-- START OF MATERIAL PROVIDED --

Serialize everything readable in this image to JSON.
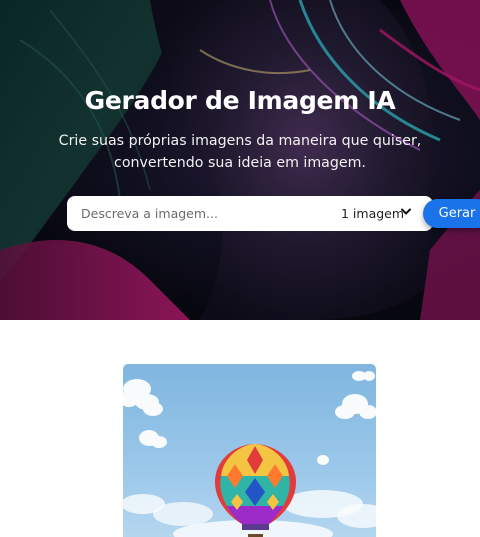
{
  "hero": {
    "title": "Gerador de Imagem IA",
    "subtitle_line1": "Crie suas próprias imagens da maneira que quiser,",
    "subtitle_line2": "convertendo sua ideia em imagem."
  },
  "search": {
    "placeholder": "Descreva a imagem...",
    "value": "",
    "image_count": {
      "selected": "1 imagem"
    },
    "generate_label": "Gerar"
  },
  "colors": {
    "accent": "#1a73e8",
    "hero_neon_pink": "#e0208a",
    "hero_neon_cyan": "#39d5e8"
  },
  "gallery": {
    "images": [
      {
        "subject": "colorful hot air balloon in blue sky"
      }
    ]
  }
}
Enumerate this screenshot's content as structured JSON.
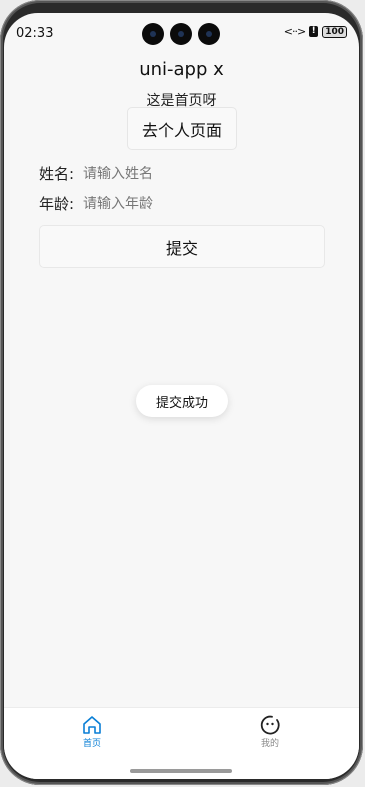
{
  "status_bar": {
    "time": "02:33",
    "battery": "100"
  },
  "app": {
    "title": "uni-app x"
  },
  "home": {
    "page_text": "这是首页呀",
    "personal_button": "去个人页面"
  },
  "form": {
    "name_label": "姓名:",
    "name_placeholder": "请输入姓名",
    "age_label": "年龄:",
    "age_placeholder": "请输入年龄",
    "submit_label": "提交"
  },
  "toast": {
    "message": "提交成功"
  },
  "tabbar": {
    "active_color": "#0a7fd6",
    "inactive_color": "#8a8a8a",
    "items": [
      {
        "label": "首页",
        "icon": "home-icon"
      },
      {
        "label": "我的",
        "icon": "profile-icon"
      }
    ]
  }
}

-- END OF MATERIAL PROVIDED --

### TASK TO CARRY OUT
Reproduce the listing word for word and omit its pictures.

### SOLUTION BELOW
Serialize everything readable in this image to JSON.
{
  "hero": {
    "title": "Gerador de Imagem IA",
    "subtitle_line1": "Crie suas próprias imagens da maneira que quiser,",
    "subtitle_line2": "convertendo sua ideia em imagem."
  },
  "search": {
    "placeholder": "Descreva a imagem...",
    "value": "",
    "image_count": {
      "selected": "1 imagem"
    },
    "generate_label": "Gerar"
  },
  "colors": {
    "accent": "#1a73e8",
    "hero_neon_pink": "#e0208a",
    "hero_neon_cyan": "#39d5e8"
  },
  "gallery": {
    "images": [
      {
        "subject": "colorful hot air balloon in blue sky"
      }
    ]
  }
}
Enumerate this screenshot's content as structured JSON.
{
  "status_bar": {
    "time": "02:33",
    "battery": "100"
  },
  "app": {
    "title": "uni-app x"
  },
  "home": {
    "page_text": "这是首页呀",
    "personal_button": "去个人页面"
  },
  "form": {
    "name_label": "姓名:",
    "name_placeholder": "请输入姓名",
    "age_label": "年龄:",
    "age_placeholder": "请输入年龄",
    "submit_label": "提交"
  },
  "toast": {
    "message": "提交成功"
  },
  "tabbar": {
    "active_color": "#0a7fd6",
    "inactive_color": "#8a8a8a",
    "items": [
      {
        "label": "首页",
        "icon": "home-icon"
      },
      {
        "label": "我的",
        "icon": "profile-icon"
      }
    ]
  }
}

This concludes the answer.